* [DIRECTIONS]:
Omit all pictures. Copy the rest of the material exactly.

* [Figure record listings]:
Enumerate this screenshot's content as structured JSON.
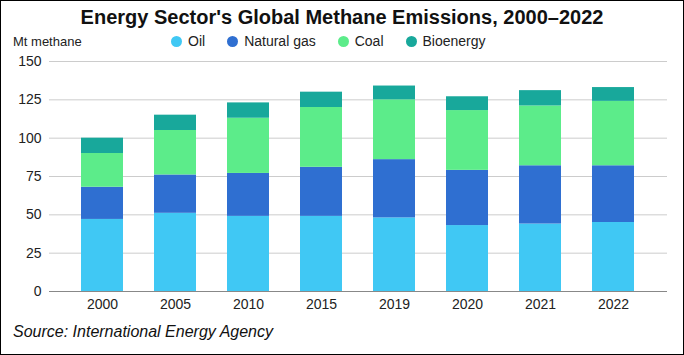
{
  "chart_data": {
    "type": "bar",
    "stacked": true,
    "title": "Energy Sector's Global Methane Emissions, 2000–2022",
    "y_label": "Mt methane",
    "source": "Source: International Energy Agency",
    "categories": [
      "2000",
      "2005",
      "2010",
      "2015",
      "2019",
      "2020",
      "2021",
      "2022"
    ],
    "series": [
      {
        "name": "Oil",
        "color": "#40c8f4",
        "values": [
          47,
          51,
          49,
          49,
          48,
          43,
          44,
          45
        ]
      },
      {
        "name": "Natural gas",
        "color": "#2f6fd1",
        "values": [
          21,
          25,
          28,
          32,
          38,
          36,
          38,
          37
        ]
      },
      {
        "name": "Coal",
        "color": "#5cec8a",
        "values": [
          22,
          29,
          36,
          39,
          39,
          39,
          39,
          42
        ]
      },
      {
        "name": "Bioenergy",
        "color": "#18a89b",
        "values": [
          10,
          10,
          10,
          10,
          9,
          9,
          10,
          9
        ]
      }
    ],
    "ylim": [
      0,
      150
    ],
    "yticks": [
      0,
      25,
      50,
      75,
      100,
      125,
      150
    ],
    "grid": true,
    "legend": "top"
  }
}
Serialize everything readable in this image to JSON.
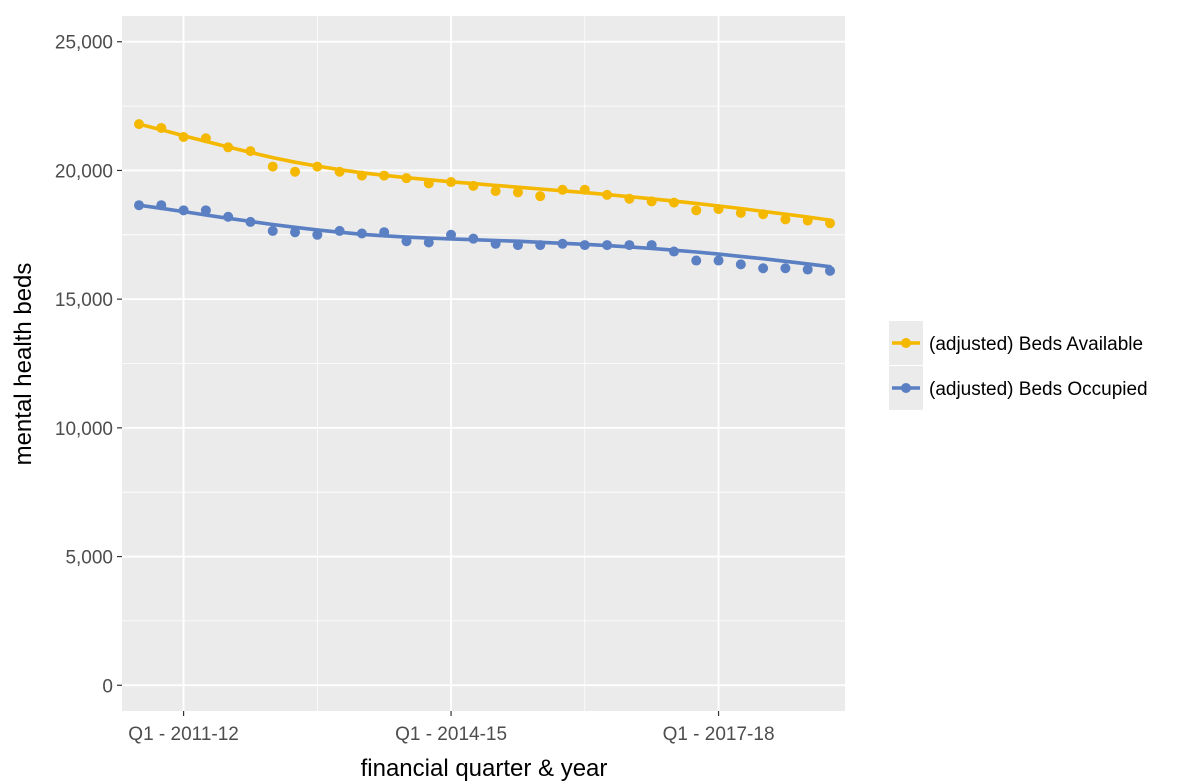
{
  "chart_data": {
    "type": "line",
    "xlabel": "financial quarter & year",
    "ylabel": "mental health beds",
    "ylim": [
      -1000,
      26000
    ],
    "yticks": [
      0,
      5000,
      10000,
      15000,
      20000,
      25000
    ],
    "ytick_labels": [
      "0",
      "5,000",
      "10,000",
      "15,000",
      "20,000",
      "25,000"
    ],
    "x_tick_labels": [
      {
        "label": "Q1 - 2011-12",
        "index": 2
      },
      {
        "label": "Q1 - 2014-15",
        "index": 14
      },
      {
        "label": "Q1 - 2017-18",
        "index": 26
      }
    ],
    "x_count": 32,
    "grid": true,
    "legend_position": "right",
    "series": [
      {
        "name": "(adjusted) Beds Available",
        "color": "#f5b800",
        "values": [
          21800,
          21650,
          21300,
          21250,
          20900,
          20750,
          20150,
          19950,
          20150,
          19950,
          19800,
          19800,
          19700,
          19500,
          19550,
          19400,
          19200,
          19150,
          19000,
          19250,
          19250,
          19050,
          18900,
          18800,
          18750,
          18450,
          18500,
          18350,
          18300,
          18100,
          18050,
          17950
        ],
        "trend": [
          21800,
          21580,
          21350,
          21130,
          20910,
          20700,
          20500,
          20320,
          20170,
          20030,
          19910,
          19810,
          19720,
          19640,
          19560,
          19490,
          19420,
          19350,
          19280,
          19210,
          19140,
          19060,
          18980,
          18900,
          18810,
          18720,
          18620,
          18520,
          18410,
          18300,
          18190,
          18070
        ]
      },
      {
        "name": "(adjusted) Beds Occupied",
        "color": "#5a7fc2",
        "values": [
          18650,
          18650,
          18450,
          18450,
          18200,
          18000,
          17650,
          17600,
          17500,
          17650,
          17550,
          17600,
          17250,
          17200,
          17500,
          17350,
          17150,
          17100,
          17100,
          17150,
          17100,
          17100,
          17100,
          17100,
          16850,
          16500,
          16500,
          16350,
          16200,
          16200,
          16150,
          16100
        ],
        "trend": [
          18650,
          18530,
          18400,
          18270,
          18140,
          18020,
          17900,
          17790,
          17690,
          17600,
          17520,
          17460,
          17410,
          17370,
          17340,
          17310,
          17280,
          17250,
          17210,
          17170,
          17130,
          17080,
          17030,
          16970,
          16900,
          16830,
          16750,
          16660,
          16570,
          16470,
          16370,
          16260
        ]
      }
    ]
  }
}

* [RESULT OF THIS TASK]:
Enumerate this screenshot's content as structured JSON.
{
  "chart_data": {
    "type": "bar",
    "stacked": true,
    "title": "Energy Sector's Global Methane Emissions, 2000–2022",
    "y_label": "Mt methane",
    "source": "Source: International Energy Agency",
    "categories": [
      "2000",
      "2005",
      "2010",
      "2015",
      "2019",
      "2020",
      "2021",
      "2022"
    ],
    "series": [
      {
        "name": "Oil",
        "color": "#40c8f4",
        "values": [
          47,
          51,
          49,
          49,
          48,
          43,
          44,
          45
        ]
      },
      {
        "name": "Natural gas",
        "color": "#2f6fd1",
        "values": [
          21,
          25,
          28,
          32,
          38,
          36,
          38,
          37
        ]
      },
      {
        "name": "Coal",
        "color": "#5cec8a",
        "values": [
          22,
          29,
          36,
          39,
          39,
          39,
          39,
          42
        ]
      },
      {
        "name": "Bioenergy",
        "color": "#18a89b",
        "values": [
          10,
          10,
          10,
          10,
          9,
          9,
          10,
          9
        ]
      }
    ],
    "ylim": [
      0,
      150
    ],
    "yticks": [
      0,
      25,
      50,
      75,
      100,
      125,
      150
    ],
    "grid": true,
    "legend": "top"
  }
}
Serialize everything readable in this image to JSON.
{
  "chart_data": {
    "type": "line",
    "xlabel": "financial quarter & year",
    "ylabel": "mental health beds",
    "ylim": [
      -1000,
      26000
    ],
    "yticks": [
      0,
      5000,
      10000,
      15000,
      20000,
      25000
    ],
    "ytick_labels": [
      "0",
      "5,000",
      "10,000",
      "15,000",
      "20,000",
      "25,000"
    ],
    "x_tick_labels": [
      {
        "label": "Q1 - 2011-12",
        "index": 2
      },
      {
        "label": "Q1 - 2014-15",
        "index": 14
      },
      {
        "label": "Q1 - 2017-18",
        "index": 26
      }
    ],
    "x_count": 32,
    "grid": true,
    "legend_position": "right",
    "series": [
      {
        "name": "(adjusted) Beds Available",
        "color": "#f5b800",
        "values": [
          21800,
          21650,
          21300,
          21250,
          20900,
          20750,
          20150,
          19950,
          20150,
          19950,
          19800,
          19800,
          19700,
          19500,
          19550,
          19400,
          19200,
          19150,
          19000,
          19250,
          19250,
          19050,
          18900,
          18800,
          18750,
          18450,
          18500,
          18350,
          18300,
          18100,
          18050,
          17950
        ],
        "trend": [
          21800,
          21580,
          21350,
          21130,
          20910,
          20700,
          20500,
          20320,
          20170,
          20030,
          19910,
          19810,
          19720,
          19640,
          19560,
          19490,
          19420,
          19350,
          19280,
          19210,
          19140,
          19060,
          18980,
          18900,
          18810,
          18720,
          18620,
          18520,
          18410,
          18300,
          18190,
          18070
        ]
      },
      {
        "name": "(adjusted) Beds Occupied",
        "color": "#5a7fc2",
        "values": [
          18650,
          18650,
          18450,
          18450,
          18200,
          18000,
          17650,
          17600,
          17500,
          17650,
          17550,
          17600,
          17250,
          17200,
          17500,
          17350,
          17150,
          17100,
          17100,
          17150,
          17100,
          17100,
          17100,
          17100,
          16850,
          16500,
          16500,
          16350,
          16200,
          16200,
          16150,
          16100
        ],
        "trend": [
          18650,
          18530,
          18400,
          18270,
          18140,
          18020,
          17900,
          17790,
          17690,
          17600,
          17520,
          17460,
          17410,
          17370,
          17340,
          17310,
          17280,
          17250,
          17210,
          17170,
          17130,
          17080,
          17030,
          16970,
          16900,
          16830,
          16750,
          16660,
          16570,
          16470,
          16370,
          16260
        ]
      }
    ]
  }
}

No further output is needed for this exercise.